--- Start EXTRACTED RECORDS ---

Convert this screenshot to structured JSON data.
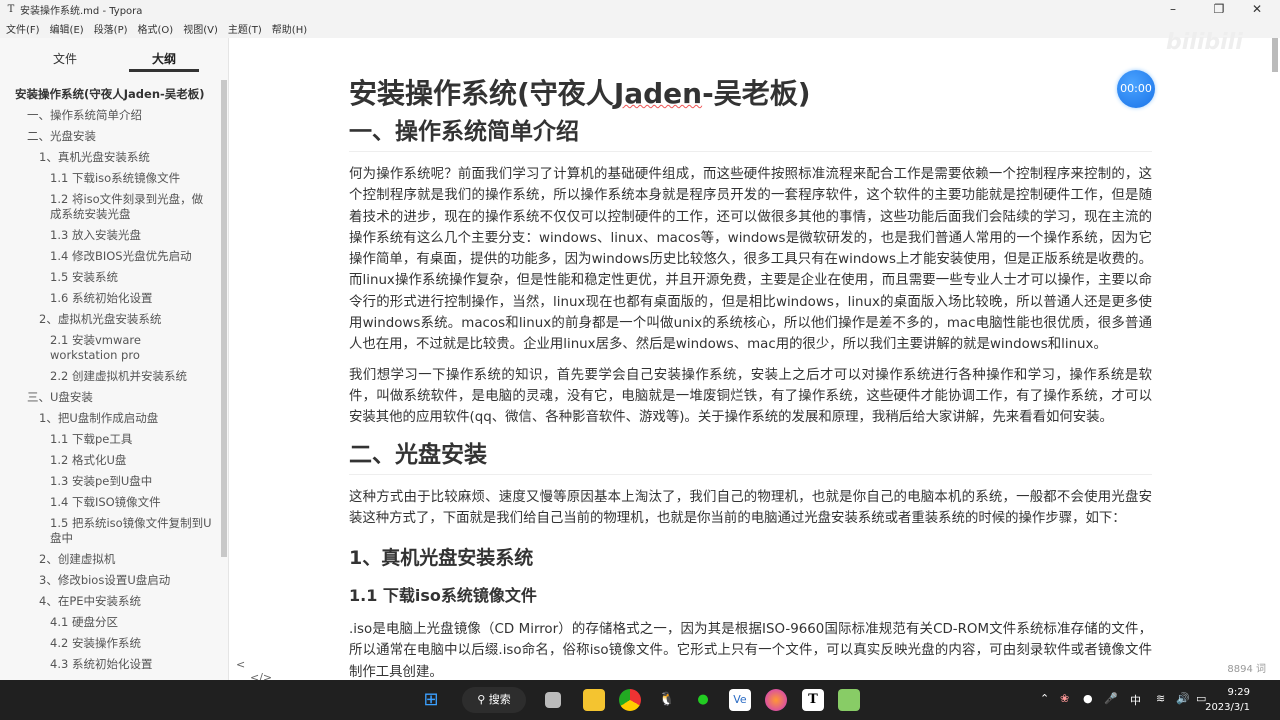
{
  "window": {
    "title": "安装操作系统.md - Typora",
    "app_icon": "T"
  },
  "menu": [
    "文件(F)",
    "编辑(E)",
    "段落(P)",
    "格式(O)",
    "视图(V)",
    "主题(T)",
    "帮助(H)"
  ],
  "sidebar": {
    "tabs": [
      "文件",
      "大纲"
    ],
    "active_tab": "大纲",
    "outline": [
      {
        "level": 0,
        "text": "安装操作系统(守夜人Jaden-吴老板)"
      },
      {
        "level": 1,
        "text": "一、操作系统简单介绍"
      },
      {
        "level": 1,
        "text": "二、光盘安装"
      },
      {
        "level": 2,
        "text": "1、真机光盘安装系统"
      },
      {
        "level": 3,
        "text": "1.1 下载iso系统镜像文件"
      },
      {
        "level": 3,
        "text": "1.2 将iso文件刻录到光盘，做成系统安装光盘"
      },
      {
        "level": 3,
        "text": "1.3 放入安装光盘"
      },
      {
        "level": 3,
        "text": "1.4 修改BIOS光盘优先启动"
      },
      {
        "level": 3,
        "text": "1.5 安装系统"
      },
      {
        "level": 3,
        "text": "1.6 系统初始化设置"
      },
      {
        "level": 2,
        "text": "2、虚拟机光盘安装系统"
      },
      {
        "level": 3,
        "text": "2.1 安装vmware workstation pro"
      },
      {
        "level": 3,
        "text": "2.2 创建虚拟机并安装系统"
      },
      {
        "level": 1,
        "text": "三、U盘安装"
      },
      {
        "level": 2,
        "text": "1、把U盘制作成启动盘"
      },
      {
        "level": 3,
        "text": "1.1 下载pe工具"
      },
      {
        "level": 3,
        "text": "1.2 格式化U盘"
      },
      {
        "level": 3,
        "text": "1.3 安装pe到U盘中"
      },
      {
        "level": 3,
        "text": "1.4 下载ISO镜像文件"
      },
      {
        "level": 3,
        "text": "1.5 把系统iso镜像文件复制到U盘中"
      },
      {
        "level": 2,
        "text": "2、创建虚拟机"
      },
      {
        "level": 2,
        "text": "3、修改bios设置U盘启动"
      },
      {
        "level": 2,
        "text": "4、在PE中安装系统"
      },
      {
        "level": 3,
        "text": "4.1 硬盘分区"
      },
      {
        "level": 3,
        "text": "4.2 安装操作系统"
      },
      {
        "level": 3,
        "text": "4.3 系统初始化设置"
      }
    ],
    "footer": {
      "back": "<",
      "source": "</>"
    }
  },
  "doc": {
    "h1_pre": "安装操作系统(守夜人",
    "h1_ul": "Jaden",
    "h1_post": "-吴老板)",
    "h2_1": "一、操作系统简单介绍",
    "p1": "何为操作系统呢？前面我们学习了计算机的基础硬件组成，而这些硬件按照标准流程来配合工作是需要依赖一个控制程序来控制的，这个控制程序就是我们的操作系统，所以操作系统本身就是程序员开发的一套程序软件，这个软件的主要功能就是控制硬件工作，但是随着技术的进步，现在的操作系统不仅仅可以控制硬件的工作，还可以做很多其他的事情，这些功能后面我们会陆续的学习，现在主流的操作系统有这么几个主要分支：windows、linux、macos等，windows是微软研发的，也是我们普通人常用的一个操作系统，因为它操作简单，有桌面，提供的功能多，因为windows历史比较悠久，很多工具只有在windows上才能安装使用，但是正版系统是收费的。而linux操作系统操作复杂，但是性能和稳定性更优，并且开源免费，主要是企业在使用，而且需要一些专业人士才可以操作，主要以命令行的形式进行控制操作，当然，linux现在也都有桌面版的，但是相比windows，linux的桌面版入场比较晚，所以普通人还是更多使用windows系统。macos和linux的前身都是一个叫做unix的系统核心，所以他们操作是差不多的，mac电脑性能也很优质，很多普通人也在用，不过就是比较贵。企业用linux居多、然后是windows、mac用的很少，所以我们主要讲解的就是windows和linux。",
    "p2": "我们想学习一下操作系统的知识，首先要学会自己安装操作系统，安装上之后才可以对操作系统进行各种操作和学习，操作系统是软件，叫做系统软件，是电脑的灵魂，没有它，电脑就是一堆废铜烂铁，有了操作系统，这些硬件才能协调工作，有了操作系统，才可以安装其他的应用软件(qq、微信、各种影音软件、游戏等)。关于操作系统的发展和原理，我稍后给大家讲解，先来看看如何安装。",
    "h2_2": "二、光盘安装",
    "p3": "这种方式由于比较麻烦、速度又慢等原因基本上淘汰了，我们自己的物理机，也就是你自己的电脑本机的系统，一般都不会使用光盘安装这种方式了，下面就是我们给自己当前的物理机，也就是你当前的电脑通过光盘安装系统或者重装系统的时候的操作步骤，如下：",
    "h3_1": "1、真机光盘安装系统",
    "h4_1": "1.1 下载iso系统镜像文件",
    "p4": ".iso是电脑上光盘镜像（CD Mirror）的存储格式之一，因为其是根据ISO-9660国际标准规范有关CD-ROM文件系统标准存储的文件，所以通常在电脑中以后缀.iso命名，俗称iso镜像文件。它形式上只有一个文件，可以真实反映光盘的内容，可由刻录软件或者镜像文件制作工具创建。"
  },
  "timer": "00:00",
  "word_count": "8894 词",
  "taskbar": {
    "search": "搜索",
    "ime": "中",
    "time": "9:29",
    "date": "2023/3/1"
  }
}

--- End EXTRACTED RECORDS ---

## THE TASK
Every entry above should be duplicated exactly. Do not include the images.

## SOLUTION
Convert this screenshot to structured JSON data.
{
  "window": {
    "title": "安装操作系统.md - Typora",
    "app_icon": "T"
  },
  "menu": [
    "文件(F)",
    "编辑(E)",
    "段落(P)",
    "格式(O)",
    "视图(V)",
    "主题(T)",
    "帮助(H)"
  ],
  "sidebar": {
    "tabs": [
      "文件",
      "大纲"
    ],
    "active_tab": "大纲",
    "outline": [
      {
        "level": 0,
        "text": "安装操作系统(守夜人Jaden-吴老板)"
      },
      {
        "level": 1,
        "text": "一、操作系统简单介绍"
      },
      {
        "level": 1,
        "text": "二、光盘安装"
      },
      {
        "level": 2,
        "text": "1、真机光盘安装系统"
      },
      {
        "level": 3,
        "text": "1.1 下载iso系统镜像文件"
      },
      {
        "level": 3,
        "text": "1.2 将iso文件刻录到光盘，做成系统安装光盘"
      },
      {
        "level": 3,
        "text": "1.3 放入安装光盘"
      },
      {
        "level": 3,
        "text": "1.4 修改BIOS光盘优先启动"
      },
      {
        "level": 3,
        "text": "1.5 安装系统"
      },
      {
        "level": 3,
        "text": "1.6 系统初始化设置"
      },
      {
        "level": 2,
        "text": "2、虚拟机光盘安装系统"
      },
      {
        "level": 3,
        "text": "2.1 安装vmware workstation pro"
      },
      {
        "level": 3,
        "text": "2.2 创建虚拟机并安装系统"
      },
      {
        "level": 1,
        "text": "三、U盘安装"
      },
      {
        "level": 2,
        "text": "1、把U盘制作成启动盘"
      },
      {
        "level": 3,
        "text": "1.1 下载pe工具"
      },
      {
        "level": 3,
        "text": "1.2 格式化U盘"
      },
      {
        "level": 3,
        "text": "1.3 安装pe到U盘中"
      },
      {
        "level": 3,
        "text": "1.4 下载ISO镜像文件"
      },
      {
        "level": 3,
        "text": "1.5 把系统iso镜像文件复制到U盘中"
      },
      {
        "level": 2,
        "text": "2、创建虚拟机"
      },
      {
        "level": 2,
        "text": "3、修改bios设置U盘启动"
      },
      {
        "level": 2,
        "text": "4、在PE中安装系统"
      },
      {
        "level": 3,
        "text": "4.1 硬盘分区"
      },
      {
        "level": 3,
        "text": "4.2 安装操作系统"
      },
      {
        "level": 3,
        "text": "4.3 系统初始化设置"
      }
    ],
    "footer": {
      "back": "<",
      "source": "</>"
    }
  },
  "doc": {
    "h1_pre": "安装操作系统(守夜人",
    "h1_ul": "Jaden",
    "h1_post": "-吴老板)",
    "h2_1": "一、操作系统简单介绍",
    "p1": "何为操作系统呢？前面我们学习了计算机的基础硬件组成，而这些硬件按照标准流程来配合工作是需要依赖一个控制程序来控制的，这个控制程序就是我们的操作系统，所以操作系统本身就是程序员开发的一套程序软件，这个软件的主要功能就是控制硬件工作，但是随着技术的进步，现在的操作系统不仅仅可以控制硬件的工作，还可以做很多其他的事情，这些功能后面我们会陆续的学习，现在主流的操作系统有这么几个主要分支：windows、linux、macos等，windows是微软研发的，也是我们普通人常用的一个操作系统，因为它操作简单，有桌面，提供的功能多，因为windows历史比较悠久，很多工具只有在windows上才能安装使用，但是正版系统是收费的。而linux操作系统操作复杂，但是性能和稳定性更优，并且开源免费，主要是企业在使用，而且需要一些专业人士才可以操作，主要以命令行的形式进行控制操作，当然，linux现在也都有桌面版的，但是相比windows，linux的桌面版入场比较晚，所以普通人还是更多使用windows系统。macos和linux的前身都是一个叫做unix的系统核心，所以他们操作是差不多的，mac电脑性能也很优质，很多普通人也在用，不过就是比较贵。企业用linux居多、然后是windows、mac用的很少，所以我们主要讲解的就是windows和linux。",
    "p2": "我们想学习一下操作系统的知识，首先要学会自己安装操作系统，安装上之后才可以对操作系统进行各种操作和学习，操作系统是软件，叫做系统软件，是电脑的灵魂，没有它，电脑就是一堆废铜烂铁，有了操作系统，这些硬件才能协调工作，有了操作系统，才可以安装其他的应用软件(qq、微信、各种影音软件、游戏等)。关于操作系统的发展和原理，我稍后给大家讲解，先来看看如何安装。",
    "h2_2": "二、光盘安装",
    "p3": "这种方式由于比较麻烦、速度又慢等原因基本上淘汰了，我们自己的物理机，也就是你自己的电脑本机的系统，一般都不会使用光盘安装这种方式了，下面就是我们给自己当前的物理机，也就是你当前的电脑通过光盘安装系统或者重装系统的时候的操作步骤，如下：",
    "h3_1": "1、真机光盘安装系统",
    "h4_1": "1.1 下载iso系统镜像文件",
    "p4": ".iso是电脑上光盘镜像（CD Mirror）的存储格式之一，因为其是根据ISO-9660国际标准规范有关CD-ROM文件系统标准存储的文件，所以通常在电脑中以后缀.iso命名，俗称iso镜像文件。它形式上只有一个文件，可以真实反映光盘的内容，可由刻录软件或者镜像文件制作工具创建。"
  },
  "timer": "00:00",
  "word_count": "8894 词",
  "taskbar": {
    "search": "搜索",
    "ime": "中",
    "time": "9:29",
    "date": "2023/3/1"
  }
}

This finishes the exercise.